◆ Exercise task
Please copy exactly the lines that begin with the one containing "Extract all readable text from this page." and end with the last line of the entries.

◆ Data to use
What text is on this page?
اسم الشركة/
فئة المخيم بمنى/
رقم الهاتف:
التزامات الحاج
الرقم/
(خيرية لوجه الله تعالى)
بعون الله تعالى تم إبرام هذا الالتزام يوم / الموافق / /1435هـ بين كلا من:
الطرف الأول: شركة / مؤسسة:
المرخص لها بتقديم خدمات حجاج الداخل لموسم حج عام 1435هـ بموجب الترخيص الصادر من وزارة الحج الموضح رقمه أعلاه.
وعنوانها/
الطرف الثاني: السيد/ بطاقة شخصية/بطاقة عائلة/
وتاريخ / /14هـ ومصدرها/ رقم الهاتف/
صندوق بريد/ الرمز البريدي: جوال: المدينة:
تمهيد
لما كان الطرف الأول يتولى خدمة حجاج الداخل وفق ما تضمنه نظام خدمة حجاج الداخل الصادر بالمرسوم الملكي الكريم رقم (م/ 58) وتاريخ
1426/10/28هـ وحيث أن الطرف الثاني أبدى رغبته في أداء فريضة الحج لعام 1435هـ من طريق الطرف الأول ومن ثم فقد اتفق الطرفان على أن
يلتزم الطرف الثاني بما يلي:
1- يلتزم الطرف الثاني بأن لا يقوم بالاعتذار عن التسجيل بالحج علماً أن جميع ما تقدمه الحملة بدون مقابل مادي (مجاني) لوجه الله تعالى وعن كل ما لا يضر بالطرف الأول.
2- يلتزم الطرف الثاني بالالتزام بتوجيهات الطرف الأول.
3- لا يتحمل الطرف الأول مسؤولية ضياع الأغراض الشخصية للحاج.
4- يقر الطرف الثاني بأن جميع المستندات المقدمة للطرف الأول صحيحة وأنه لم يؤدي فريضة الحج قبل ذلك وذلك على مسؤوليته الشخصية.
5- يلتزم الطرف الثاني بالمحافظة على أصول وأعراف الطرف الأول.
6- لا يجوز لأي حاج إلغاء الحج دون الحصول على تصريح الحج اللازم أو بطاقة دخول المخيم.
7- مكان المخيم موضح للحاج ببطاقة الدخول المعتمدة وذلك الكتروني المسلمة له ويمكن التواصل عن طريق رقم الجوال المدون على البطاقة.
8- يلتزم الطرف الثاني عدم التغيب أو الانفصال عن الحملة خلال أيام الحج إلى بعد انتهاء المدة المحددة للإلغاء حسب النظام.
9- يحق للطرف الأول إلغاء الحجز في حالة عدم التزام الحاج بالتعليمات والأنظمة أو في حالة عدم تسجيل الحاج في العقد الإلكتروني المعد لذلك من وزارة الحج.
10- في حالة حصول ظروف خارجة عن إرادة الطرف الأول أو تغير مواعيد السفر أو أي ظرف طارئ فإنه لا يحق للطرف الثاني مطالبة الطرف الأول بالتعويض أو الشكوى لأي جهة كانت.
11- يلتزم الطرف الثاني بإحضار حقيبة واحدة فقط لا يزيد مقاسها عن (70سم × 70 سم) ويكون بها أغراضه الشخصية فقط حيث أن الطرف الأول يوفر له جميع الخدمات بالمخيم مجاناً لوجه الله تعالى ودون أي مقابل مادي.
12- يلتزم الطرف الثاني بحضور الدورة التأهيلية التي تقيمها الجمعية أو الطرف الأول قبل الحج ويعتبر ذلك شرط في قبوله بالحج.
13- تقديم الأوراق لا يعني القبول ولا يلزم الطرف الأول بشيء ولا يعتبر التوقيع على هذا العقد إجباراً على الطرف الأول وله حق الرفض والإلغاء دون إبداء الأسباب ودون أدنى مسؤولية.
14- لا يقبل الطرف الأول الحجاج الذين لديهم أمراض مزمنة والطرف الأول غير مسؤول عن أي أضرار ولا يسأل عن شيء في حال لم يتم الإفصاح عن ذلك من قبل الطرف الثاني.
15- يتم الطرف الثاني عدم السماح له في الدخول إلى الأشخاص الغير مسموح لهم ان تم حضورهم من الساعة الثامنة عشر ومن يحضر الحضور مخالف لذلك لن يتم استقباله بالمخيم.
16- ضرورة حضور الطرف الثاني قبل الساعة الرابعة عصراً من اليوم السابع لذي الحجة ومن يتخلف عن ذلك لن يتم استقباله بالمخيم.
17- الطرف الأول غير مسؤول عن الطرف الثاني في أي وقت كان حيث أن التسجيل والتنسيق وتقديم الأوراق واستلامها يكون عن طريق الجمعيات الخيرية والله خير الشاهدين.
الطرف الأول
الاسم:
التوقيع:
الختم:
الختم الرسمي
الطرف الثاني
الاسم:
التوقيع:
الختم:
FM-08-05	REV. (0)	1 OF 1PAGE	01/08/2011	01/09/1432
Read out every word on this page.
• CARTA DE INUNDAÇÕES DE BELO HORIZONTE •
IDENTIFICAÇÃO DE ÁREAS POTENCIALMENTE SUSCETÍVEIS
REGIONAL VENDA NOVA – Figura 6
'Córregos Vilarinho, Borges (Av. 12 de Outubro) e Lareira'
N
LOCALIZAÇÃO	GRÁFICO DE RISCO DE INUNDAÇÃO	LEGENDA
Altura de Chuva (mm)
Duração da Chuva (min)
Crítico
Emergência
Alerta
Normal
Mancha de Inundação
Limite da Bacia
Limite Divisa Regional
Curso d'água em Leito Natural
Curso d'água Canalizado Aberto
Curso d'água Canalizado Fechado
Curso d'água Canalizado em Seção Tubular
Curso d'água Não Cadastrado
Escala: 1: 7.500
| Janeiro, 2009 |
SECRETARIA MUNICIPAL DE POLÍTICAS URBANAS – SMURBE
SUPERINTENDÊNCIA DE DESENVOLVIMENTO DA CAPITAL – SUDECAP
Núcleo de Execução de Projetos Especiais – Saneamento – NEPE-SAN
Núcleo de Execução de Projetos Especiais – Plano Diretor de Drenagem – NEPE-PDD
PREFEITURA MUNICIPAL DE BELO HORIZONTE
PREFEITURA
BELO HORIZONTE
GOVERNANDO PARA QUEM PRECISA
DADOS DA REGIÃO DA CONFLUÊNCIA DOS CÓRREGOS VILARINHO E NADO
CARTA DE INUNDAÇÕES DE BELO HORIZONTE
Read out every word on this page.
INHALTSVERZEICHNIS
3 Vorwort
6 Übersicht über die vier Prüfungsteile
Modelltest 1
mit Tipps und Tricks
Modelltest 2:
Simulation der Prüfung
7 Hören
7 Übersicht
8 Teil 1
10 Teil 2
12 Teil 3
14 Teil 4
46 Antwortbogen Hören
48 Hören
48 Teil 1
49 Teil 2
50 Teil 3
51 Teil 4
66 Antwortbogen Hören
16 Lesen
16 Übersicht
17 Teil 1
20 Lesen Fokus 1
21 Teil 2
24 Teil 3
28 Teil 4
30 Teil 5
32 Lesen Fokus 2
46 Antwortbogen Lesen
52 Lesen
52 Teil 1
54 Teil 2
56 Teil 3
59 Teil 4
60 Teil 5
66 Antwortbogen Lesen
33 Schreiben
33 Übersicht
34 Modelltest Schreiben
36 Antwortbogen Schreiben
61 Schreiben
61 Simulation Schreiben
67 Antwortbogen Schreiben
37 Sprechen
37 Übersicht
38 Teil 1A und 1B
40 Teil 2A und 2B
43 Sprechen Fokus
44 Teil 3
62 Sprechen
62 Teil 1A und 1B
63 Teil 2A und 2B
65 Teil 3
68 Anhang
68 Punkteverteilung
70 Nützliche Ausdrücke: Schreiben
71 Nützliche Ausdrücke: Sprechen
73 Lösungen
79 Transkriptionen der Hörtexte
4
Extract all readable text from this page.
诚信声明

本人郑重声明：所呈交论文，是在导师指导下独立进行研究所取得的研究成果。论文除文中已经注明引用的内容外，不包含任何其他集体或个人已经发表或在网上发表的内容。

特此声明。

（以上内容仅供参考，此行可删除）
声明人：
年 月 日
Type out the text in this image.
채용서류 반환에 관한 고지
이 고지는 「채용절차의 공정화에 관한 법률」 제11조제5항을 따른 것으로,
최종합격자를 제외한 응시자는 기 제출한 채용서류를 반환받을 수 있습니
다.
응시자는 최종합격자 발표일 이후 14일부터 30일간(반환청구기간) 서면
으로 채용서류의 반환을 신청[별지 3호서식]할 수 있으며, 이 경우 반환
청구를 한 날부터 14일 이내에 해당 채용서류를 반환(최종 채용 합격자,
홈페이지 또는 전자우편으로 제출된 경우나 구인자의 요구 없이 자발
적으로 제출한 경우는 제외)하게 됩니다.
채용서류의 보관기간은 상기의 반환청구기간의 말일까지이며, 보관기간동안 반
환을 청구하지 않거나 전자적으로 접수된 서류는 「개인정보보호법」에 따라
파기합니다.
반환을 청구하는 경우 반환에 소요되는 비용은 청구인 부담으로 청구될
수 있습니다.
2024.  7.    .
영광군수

◆ Exercise result
Extract all readable text from this page.
诚信声明

本人郑重声明：所呈交论文，是在导师指导下独立进行研究所取得的研究成果。论文除文中已经注明引用的内容外，不包含任何其他集体或个人已经发表或在网上发表的内容。

特此声明。

（以上内容仅供参考，此行可删除）
声明人：
年 月 日
Type out the text in this image.
채용서류 반환에 관한 고지
이 고지는 「채용절차의 공정화에 관한 법률」 제11조제5항을 따른 것으로,
최종합격자를 제외한 응시자는 기 제출한 채용서류를 반환받을 수 있습니
다.
응시자는 최종합격자 발표일 이후 14일부터 30일간(반환청구기간) 서면
으로 채용서류의 반환을 신청[별지 3호서식]할 수 있으며, 이 경우 반환
청구를 한 날부터 14일 이내에 해당 채용서류를 반환(최종 채용 합격자,
홈페이지 또는 전자우편으로 제출된 경우나 구인자의 요구 없이 자발
적으로 제출한 경우는 제외)하게 됩니다.
채용서류의 보관기간은 상기의 반환청구기간의 말일까지이며, 보관기간동안 반
환을 청구하지 않거나 전자적으로 접수된 서류는 「개인정보보호법」에 따라
파기합니다.
반환을 청구하는 경우 반환에 소요되는 비용은 청구인 부담으로 청구될
수 있습니다.
2024.  7.    .
영광군수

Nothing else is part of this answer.